What is needed is the run of lines from the one containing "What data populates" through the one containing "Output a JSON", echoed exactly, with both ends kept and nothing added.

++++ Data listing ++++

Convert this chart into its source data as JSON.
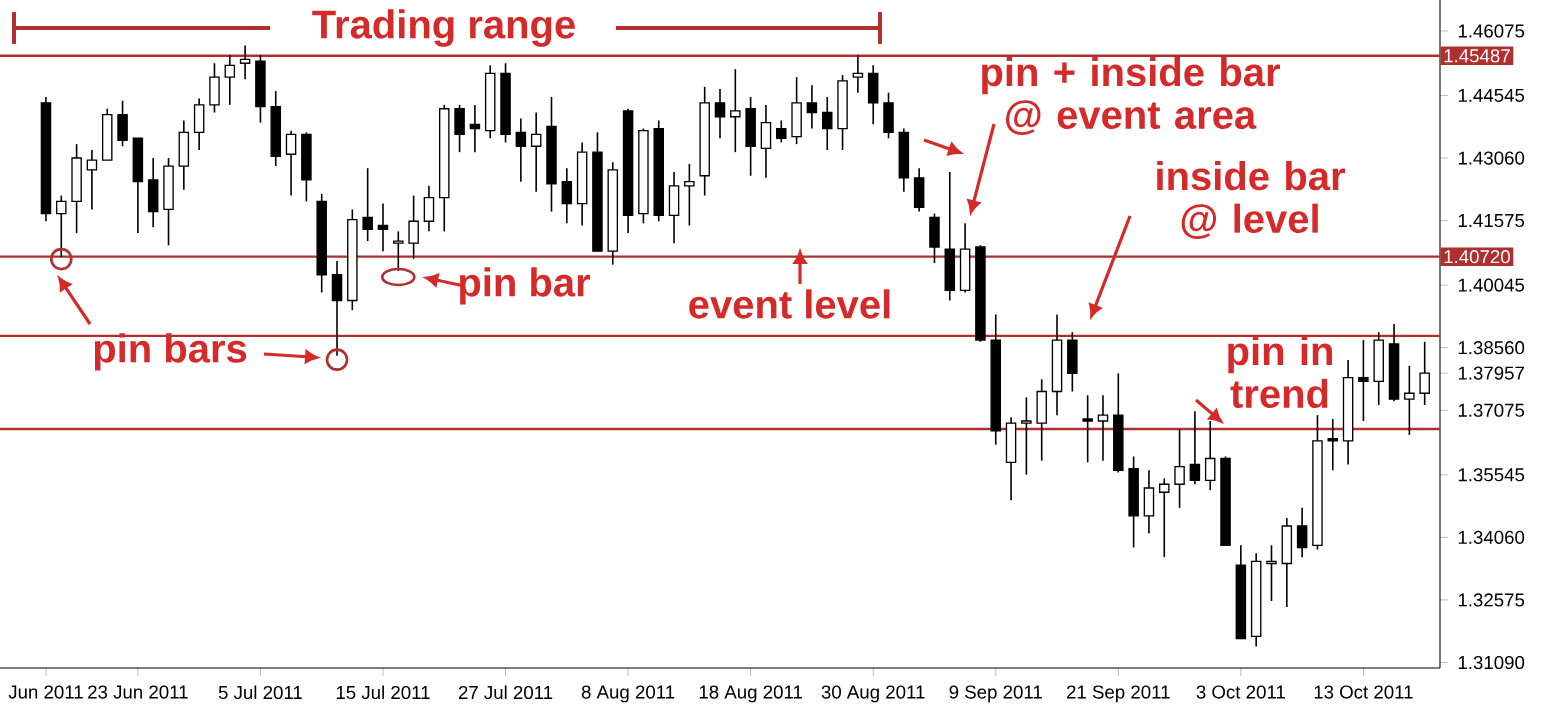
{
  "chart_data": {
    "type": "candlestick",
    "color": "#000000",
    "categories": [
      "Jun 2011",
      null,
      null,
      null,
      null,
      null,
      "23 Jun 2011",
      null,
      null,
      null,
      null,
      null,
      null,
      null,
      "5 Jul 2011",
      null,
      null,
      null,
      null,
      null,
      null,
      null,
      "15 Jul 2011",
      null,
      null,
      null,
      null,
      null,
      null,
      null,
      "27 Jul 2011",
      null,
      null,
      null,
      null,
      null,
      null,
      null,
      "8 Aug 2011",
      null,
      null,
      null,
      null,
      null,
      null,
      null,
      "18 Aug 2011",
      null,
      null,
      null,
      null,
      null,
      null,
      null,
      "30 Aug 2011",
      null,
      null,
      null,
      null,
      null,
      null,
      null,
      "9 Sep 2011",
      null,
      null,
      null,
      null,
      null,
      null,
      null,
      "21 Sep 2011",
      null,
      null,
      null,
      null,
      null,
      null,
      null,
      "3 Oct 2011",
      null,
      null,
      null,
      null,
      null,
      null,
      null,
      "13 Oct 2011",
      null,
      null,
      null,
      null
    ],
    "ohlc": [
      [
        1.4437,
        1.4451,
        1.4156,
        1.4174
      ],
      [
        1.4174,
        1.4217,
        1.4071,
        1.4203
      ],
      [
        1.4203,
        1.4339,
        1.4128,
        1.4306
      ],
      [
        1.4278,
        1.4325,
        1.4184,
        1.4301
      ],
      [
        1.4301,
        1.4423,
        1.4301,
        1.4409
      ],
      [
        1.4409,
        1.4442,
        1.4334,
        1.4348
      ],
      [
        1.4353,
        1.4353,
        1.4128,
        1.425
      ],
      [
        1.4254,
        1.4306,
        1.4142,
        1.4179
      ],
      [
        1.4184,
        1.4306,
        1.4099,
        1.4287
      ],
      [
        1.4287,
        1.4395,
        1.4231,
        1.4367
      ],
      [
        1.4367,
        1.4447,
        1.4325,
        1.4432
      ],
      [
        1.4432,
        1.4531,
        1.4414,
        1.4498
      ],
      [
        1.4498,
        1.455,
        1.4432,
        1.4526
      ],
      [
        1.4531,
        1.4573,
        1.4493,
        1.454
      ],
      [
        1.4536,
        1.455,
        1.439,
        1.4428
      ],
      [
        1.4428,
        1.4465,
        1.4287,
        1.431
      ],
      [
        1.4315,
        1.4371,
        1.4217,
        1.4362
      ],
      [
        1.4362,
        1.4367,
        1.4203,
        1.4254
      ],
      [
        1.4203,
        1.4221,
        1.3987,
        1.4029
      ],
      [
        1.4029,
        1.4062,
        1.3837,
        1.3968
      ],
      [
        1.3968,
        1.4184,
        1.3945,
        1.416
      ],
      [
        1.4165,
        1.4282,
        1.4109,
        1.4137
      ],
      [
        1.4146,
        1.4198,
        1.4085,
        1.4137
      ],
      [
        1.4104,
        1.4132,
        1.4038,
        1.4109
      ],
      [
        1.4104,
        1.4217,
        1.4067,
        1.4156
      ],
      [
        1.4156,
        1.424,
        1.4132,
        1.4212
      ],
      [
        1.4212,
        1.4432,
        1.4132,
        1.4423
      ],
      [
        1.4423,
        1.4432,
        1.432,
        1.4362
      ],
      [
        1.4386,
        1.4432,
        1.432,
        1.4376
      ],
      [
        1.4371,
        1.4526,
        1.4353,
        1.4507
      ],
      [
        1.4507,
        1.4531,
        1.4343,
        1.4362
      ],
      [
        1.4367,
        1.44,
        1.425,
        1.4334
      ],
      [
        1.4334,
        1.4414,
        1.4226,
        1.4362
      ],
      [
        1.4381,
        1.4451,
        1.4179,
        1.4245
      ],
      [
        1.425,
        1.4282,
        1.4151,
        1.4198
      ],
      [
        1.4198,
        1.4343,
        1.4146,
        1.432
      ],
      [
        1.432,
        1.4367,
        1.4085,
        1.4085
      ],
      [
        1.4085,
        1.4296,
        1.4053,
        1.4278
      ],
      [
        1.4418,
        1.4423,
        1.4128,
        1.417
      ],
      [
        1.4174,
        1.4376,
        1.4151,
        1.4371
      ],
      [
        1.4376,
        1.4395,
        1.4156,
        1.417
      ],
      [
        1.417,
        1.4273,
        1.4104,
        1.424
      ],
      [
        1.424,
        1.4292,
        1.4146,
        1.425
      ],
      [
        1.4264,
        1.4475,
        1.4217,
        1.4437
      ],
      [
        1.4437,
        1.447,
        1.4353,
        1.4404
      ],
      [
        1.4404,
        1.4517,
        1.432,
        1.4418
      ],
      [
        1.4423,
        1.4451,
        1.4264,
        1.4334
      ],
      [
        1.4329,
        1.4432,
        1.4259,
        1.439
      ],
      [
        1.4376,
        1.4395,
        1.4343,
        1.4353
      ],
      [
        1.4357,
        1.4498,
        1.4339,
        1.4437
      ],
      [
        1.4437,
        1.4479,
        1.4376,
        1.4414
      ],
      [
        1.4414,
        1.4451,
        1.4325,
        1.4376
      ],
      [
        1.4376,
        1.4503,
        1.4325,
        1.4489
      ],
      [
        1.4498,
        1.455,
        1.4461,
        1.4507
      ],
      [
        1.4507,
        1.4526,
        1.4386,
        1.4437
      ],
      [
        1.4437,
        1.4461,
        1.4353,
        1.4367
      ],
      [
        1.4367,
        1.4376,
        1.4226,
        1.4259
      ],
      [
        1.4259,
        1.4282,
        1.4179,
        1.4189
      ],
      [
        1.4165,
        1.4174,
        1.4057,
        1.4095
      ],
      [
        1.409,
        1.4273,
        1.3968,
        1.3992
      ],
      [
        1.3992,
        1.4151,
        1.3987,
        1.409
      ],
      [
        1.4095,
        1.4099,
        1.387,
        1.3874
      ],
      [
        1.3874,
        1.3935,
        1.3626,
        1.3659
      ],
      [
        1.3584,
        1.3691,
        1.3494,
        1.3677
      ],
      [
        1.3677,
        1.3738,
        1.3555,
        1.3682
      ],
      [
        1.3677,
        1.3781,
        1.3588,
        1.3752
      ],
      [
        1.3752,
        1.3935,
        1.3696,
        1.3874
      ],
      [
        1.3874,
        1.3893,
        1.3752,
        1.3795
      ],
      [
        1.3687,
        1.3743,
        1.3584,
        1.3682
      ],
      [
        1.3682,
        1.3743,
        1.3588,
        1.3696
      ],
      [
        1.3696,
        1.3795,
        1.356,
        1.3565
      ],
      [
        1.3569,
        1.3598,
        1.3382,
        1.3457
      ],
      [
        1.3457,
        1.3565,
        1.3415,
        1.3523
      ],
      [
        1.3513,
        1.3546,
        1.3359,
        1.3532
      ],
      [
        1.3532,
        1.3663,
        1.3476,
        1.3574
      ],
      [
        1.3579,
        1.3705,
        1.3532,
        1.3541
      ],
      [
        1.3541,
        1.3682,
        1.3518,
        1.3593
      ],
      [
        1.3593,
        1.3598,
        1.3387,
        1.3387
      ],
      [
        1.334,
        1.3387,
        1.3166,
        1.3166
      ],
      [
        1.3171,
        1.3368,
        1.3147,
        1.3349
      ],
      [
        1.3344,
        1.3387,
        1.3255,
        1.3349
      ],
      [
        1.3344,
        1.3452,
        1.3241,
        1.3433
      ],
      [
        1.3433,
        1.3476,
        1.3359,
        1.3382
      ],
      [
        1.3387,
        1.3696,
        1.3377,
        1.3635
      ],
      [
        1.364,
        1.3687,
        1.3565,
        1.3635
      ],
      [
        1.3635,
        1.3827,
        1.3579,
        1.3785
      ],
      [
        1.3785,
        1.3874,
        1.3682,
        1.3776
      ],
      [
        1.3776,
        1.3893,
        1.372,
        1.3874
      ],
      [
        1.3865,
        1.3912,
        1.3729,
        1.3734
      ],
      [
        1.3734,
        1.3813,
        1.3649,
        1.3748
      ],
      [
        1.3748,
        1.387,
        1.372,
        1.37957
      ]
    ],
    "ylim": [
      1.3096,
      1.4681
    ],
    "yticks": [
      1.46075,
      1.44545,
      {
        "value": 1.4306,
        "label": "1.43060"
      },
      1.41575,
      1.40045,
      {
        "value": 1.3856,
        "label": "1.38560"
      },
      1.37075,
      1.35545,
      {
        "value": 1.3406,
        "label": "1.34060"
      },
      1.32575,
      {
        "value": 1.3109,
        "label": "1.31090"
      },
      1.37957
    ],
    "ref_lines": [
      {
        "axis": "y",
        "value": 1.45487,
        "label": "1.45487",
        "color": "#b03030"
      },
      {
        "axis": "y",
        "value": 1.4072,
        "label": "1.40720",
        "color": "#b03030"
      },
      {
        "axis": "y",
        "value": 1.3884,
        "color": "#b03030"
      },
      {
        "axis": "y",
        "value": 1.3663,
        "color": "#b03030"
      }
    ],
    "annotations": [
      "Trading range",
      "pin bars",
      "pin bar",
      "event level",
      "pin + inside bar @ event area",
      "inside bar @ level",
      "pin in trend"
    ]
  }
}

++++
++++ Data listing ++++

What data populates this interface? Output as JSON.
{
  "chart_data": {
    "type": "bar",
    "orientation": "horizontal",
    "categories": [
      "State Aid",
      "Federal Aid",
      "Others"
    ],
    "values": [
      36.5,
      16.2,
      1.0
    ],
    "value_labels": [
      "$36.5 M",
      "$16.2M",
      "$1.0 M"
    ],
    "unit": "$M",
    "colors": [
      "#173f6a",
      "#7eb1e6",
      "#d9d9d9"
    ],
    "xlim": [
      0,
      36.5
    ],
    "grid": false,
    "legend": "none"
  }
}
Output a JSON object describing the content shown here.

++++
++++ Data listing ++++

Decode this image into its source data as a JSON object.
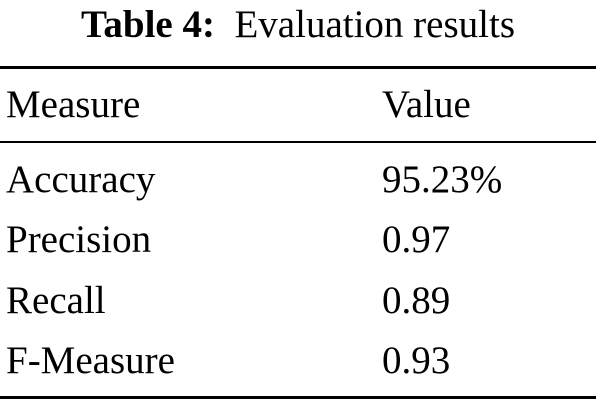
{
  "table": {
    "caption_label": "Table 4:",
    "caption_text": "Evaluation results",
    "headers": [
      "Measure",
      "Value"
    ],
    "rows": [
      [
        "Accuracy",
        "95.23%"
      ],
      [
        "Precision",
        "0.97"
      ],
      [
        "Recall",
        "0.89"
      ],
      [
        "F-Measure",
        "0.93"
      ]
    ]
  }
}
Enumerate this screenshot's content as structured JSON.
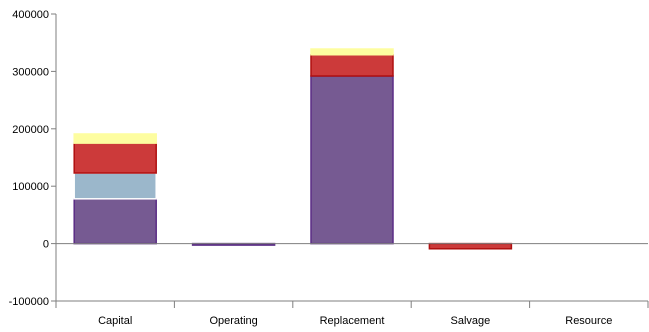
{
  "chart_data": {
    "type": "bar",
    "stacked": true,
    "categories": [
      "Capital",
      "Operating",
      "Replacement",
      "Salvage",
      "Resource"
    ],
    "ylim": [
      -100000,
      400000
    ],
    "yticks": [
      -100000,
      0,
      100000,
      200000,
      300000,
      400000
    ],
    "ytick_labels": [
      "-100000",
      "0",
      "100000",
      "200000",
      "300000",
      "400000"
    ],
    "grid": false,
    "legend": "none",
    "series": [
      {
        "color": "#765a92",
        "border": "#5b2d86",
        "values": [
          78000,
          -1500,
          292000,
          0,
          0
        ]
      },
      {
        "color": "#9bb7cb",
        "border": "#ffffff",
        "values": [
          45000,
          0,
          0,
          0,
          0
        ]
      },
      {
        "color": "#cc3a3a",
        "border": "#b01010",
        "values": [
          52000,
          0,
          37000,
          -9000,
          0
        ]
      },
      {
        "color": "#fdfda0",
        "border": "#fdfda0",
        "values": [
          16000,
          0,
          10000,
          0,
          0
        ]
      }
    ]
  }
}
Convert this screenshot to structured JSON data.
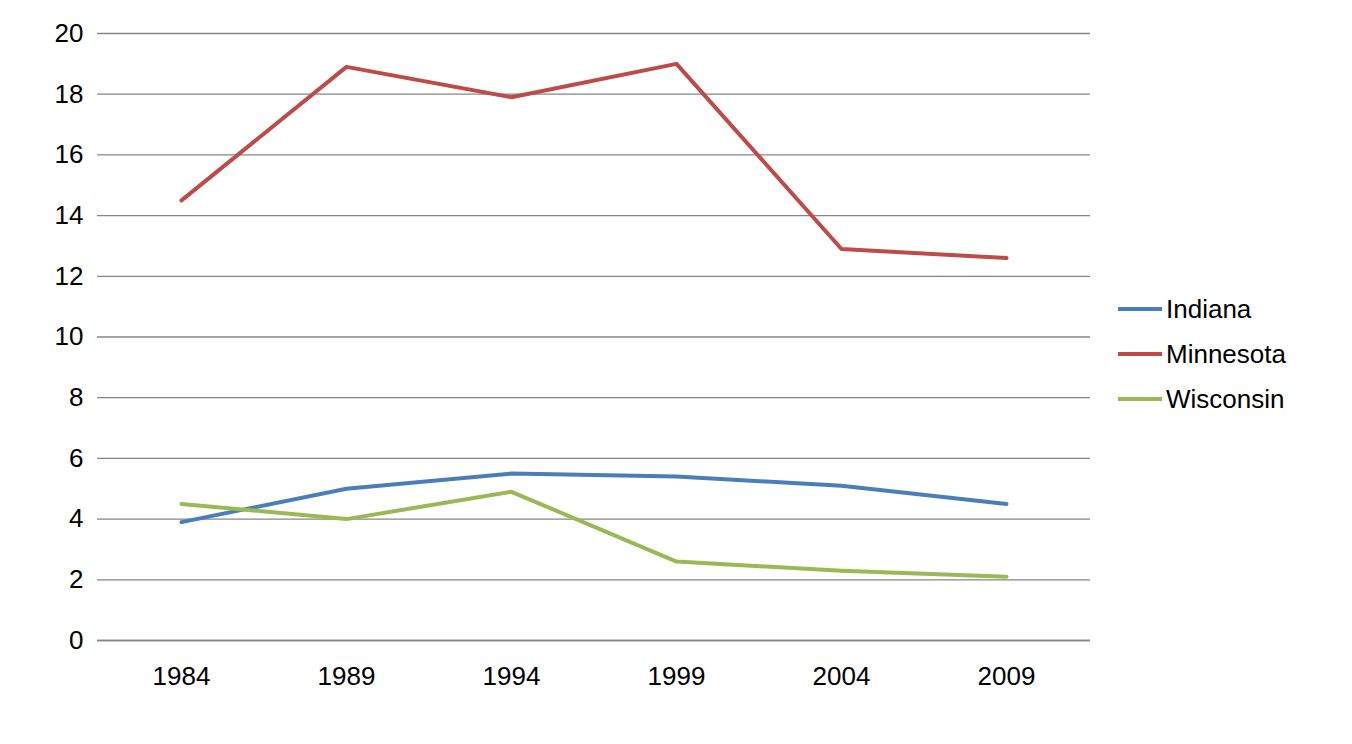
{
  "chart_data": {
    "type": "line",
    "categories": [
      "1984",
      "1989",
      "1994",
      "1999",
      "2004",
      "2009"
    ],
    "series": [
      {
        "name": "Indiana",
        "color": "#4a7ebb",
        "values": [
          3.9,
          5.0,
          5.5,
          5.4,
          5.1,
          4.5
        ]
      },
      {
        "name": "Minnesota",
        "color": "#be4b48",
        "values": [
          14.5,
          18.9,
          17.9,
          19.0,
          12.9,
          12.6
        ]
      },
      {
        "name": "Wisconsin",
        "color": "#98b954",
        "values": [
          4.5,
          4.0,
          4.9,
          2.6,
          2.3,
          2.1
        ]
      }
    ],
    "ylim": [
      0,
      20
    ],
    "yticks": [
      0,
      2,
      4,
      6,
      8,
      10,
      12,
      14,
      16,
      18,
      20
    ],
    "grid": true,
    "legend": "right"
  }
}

++++

Correct result:
What data populates this interface? Output as JSON.
{
  "chart_data": {
    "type": "bar",
    "orientation": "horizontal",
    "categories": [
      "State Aid",
      "Federal Aid",
      "Others"
    ],
    "values": [
      36.5,
      16.2,
      1.0
    ],
    "value_labels": [
      "$36.5 M",
      "$16.2M",
      "$1.0 M"
    ],
    "unit": "$M",
    "colors": [
      "#173f6a",
      "#7eb1e6",
      "#d9d9d9"
    ],
    "xlim": [
      0,
      36.5
    ],
    "grid": false,
    "legend": "none"
  }
}
Output a JSON object describing the content shown here.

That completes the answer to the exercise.